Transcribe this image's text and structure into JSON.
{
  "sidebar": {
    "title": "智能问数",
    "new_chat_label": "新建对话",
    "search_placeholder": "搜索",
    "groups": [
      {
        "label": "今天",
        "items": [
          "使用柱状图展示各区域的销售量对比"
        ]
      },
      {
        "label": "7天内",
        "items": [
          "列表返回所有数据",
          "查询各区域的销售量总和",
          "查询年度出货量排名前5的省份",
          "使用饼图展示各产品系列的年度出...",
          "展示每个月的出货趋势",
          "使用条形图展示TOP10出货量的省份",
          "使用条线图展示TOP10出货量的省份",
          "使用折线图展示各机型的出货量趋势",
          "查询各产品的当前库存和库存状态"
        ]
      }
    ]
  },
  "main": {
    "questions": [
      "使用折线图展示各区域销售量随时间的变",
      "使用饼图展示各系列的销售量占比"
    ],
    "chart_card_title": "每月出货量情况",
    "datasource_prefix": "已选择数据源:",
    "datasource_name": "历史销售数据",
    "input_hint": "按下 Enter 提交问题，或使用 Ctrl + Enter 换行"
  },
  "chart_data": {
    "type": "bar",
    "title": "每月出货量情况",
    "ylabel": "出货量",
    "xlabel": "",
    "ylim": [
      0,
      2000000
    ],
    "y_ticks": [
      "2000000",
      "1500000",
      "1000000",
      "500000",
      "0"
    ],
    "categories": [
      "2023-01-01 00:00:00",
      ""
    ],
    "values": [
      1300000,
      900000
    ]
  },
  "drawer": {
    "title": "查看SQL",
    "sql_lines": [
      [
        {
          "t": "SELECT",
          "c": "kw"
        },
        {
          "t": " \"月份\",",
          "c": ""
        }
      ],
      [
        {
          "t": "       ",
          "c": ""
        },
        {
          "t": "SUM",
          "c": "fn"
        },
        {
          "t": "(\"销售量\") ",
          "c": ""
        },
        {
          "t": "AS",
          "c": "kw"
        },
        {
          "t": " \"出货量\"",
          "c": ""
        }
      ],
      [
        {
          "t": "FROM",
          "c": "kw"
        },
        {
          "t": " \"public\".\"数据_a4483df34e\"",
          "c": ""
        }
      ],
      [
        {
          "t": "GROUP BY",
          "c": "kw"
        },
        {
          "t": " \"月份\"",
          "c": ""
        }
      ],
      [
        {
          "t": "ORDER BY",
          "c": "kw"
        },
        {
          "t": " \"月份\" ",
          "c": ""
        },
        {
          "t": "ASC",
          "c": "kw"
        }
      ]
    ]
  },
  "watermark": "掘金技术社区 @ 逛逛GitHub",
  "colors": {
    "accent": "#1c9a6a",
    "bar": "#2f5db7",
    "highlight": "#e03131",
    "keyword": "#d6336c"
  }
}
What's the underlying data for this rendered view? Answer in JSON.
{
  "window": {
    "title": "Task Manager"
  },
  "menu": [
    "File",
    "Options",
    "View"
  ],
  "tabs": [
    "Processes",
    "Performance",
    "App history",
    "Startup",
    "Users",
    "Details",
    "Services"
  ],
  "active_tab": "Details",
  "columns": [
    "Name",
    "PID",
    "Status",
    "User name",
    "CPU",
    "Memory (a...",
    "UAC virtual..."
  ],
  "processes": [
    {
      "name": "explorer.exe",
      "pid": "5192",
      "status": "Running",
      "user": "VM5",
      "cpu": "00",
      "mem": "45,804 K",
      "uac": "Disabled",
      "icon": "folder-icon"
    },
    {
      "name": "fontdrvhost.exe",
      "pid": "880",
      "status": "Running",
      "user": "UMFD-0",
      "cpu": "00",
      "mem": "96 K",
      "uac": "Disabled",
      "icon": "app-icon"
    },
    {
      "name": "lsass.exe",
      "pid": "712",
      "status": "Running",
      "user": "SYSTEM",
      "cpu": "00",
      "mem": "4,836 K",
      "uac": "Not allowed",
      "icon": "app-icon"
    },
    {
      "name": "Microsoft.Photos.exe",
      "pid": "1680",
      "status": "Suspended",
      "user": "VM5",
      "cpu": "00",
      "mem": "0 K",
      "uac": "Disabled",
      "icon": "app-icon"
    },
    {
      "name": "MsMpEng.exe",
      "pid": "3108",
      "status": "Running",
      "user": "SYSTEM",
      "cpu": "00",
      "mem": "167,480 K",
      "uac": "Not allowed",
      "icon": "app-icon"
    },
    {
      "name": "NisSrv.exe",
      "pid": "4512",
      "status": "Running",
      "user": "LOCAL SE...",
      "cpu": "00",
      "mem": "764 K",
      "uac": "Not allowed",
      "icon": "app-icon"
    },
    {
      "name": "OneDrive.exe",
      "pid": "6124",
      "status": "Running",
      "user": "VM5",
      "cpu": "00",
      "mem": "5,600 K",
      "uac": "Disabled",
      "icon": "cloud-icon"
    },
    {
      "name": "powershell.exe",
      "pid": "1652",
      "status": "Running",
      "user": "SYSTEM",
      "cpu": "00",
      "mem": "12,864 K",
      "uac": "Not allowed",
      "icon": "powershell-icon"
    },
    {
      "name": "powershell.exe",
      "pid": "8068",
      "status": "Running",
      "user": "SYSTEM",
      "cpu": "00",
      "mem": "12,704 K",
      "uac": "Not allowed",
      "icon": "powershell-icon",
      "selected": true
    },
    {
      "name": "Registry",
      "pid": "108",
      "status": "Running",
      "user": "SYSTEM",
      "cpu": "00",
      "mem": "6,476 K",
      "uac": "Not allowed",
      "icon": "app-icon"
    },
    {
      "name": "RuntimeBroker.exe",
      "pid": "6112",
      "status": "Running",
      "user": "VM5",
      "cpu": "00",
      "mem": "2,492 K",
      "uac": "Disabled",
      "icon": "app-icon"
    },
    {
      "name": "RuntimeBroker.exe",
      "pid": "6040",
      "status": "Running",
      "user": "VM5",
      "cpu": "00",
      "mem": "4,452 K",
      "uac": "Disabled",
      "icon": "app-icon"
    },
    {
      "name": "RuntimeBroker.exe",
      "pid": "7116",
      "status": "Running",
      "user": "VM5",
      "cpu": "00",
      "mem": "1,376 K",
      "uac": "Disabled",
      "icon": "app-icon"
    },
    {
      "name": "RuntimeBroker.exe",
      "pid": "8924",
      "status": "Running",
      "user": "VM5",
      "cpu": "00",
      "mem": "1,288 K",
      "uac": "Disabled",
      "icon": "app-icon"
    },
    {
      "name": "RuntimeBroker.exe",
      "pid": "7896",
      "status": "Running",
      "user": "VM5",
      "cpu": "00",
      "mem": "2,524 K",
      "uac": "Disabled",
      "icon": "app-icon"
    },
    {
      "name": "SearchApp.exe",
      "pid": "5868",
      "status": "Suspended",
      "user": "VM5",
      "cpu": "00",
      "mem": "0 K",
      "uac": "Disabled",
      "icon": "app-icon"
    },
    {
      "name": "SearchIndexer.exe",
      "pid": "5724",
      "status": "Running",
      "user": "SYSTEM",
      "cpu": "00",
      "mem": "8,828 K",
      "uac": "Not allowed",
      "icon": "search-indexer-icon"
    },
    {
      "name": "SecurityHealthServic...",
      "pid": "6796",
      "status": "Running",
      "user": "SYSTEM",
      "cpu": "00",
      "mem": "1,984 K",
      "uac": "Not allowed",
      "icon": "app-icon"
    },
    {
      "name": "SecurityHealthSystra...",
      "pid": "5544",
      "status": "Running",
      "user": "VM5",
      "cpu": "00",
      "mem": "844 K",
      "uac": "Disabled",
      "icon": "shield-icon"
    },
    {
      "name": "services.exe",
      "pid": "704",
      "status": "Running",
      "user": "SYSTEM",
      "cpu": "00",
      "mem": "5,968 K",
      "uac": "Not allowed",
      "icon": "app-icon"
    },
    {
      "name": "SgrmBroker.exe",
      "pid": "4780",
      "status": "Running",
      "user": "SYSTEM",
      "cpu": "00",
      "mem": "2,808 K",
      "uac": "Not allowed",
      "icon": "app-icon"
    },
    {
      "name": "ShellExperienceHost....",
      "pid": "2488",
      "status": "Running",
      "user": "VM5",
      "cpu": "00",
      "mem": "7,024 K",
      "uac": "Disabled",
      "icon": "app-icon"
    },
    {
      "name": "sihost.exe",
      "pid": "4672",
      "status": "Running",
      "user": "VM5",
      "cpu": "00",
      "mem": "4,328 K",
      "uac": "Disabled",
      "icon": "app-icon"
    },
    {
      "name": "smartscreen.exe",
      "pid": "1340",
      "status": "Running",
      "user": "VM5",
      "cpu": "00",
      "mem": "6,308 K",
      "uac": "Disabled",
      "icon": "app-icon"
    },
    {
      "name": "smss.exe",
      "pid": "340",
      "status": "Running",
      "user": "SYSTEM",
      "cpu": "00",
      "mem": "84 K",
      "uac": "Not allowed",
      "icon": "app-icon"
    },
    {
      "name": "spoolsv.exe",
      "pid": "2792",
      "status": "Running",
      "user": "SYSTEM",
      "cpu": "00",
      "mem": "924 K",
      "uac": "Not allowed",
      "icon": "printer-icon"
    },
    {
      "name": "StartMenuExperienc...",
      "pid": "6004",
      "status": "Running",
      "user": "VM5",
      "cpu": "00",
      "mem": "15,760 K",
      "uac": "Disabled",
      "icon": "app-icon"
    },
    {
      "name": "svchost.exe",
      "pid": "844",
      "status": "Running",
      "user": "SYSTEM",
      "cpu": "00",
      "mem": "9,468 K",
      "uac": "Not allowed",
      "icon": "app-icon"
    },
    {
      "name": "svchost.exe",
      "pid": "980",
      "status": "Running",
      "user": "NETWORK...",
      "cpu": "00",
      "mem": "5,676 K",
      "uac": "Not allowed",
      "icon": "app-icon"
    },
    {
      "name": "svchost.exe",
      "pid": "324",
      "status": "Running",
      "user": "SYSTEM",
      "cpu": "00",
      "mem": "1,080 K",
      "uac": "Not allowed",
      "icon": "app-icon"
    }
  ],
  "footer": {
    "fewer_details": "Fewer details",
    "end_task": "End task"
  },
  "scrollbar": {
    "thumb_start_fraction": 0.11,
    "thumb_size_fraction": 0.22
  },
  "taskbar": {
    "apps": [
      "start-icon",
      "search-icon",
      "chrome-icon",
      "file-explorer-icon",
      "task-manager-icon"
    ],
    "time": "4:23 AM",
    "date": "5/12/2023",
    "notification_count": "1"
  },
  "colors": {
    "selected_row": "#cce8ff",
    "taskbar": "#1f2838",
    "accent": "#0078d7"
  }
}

* [Your instructions]: Report how many lines in the records hold the word "powershell", giving the number and nothing else.

* [The output]: 4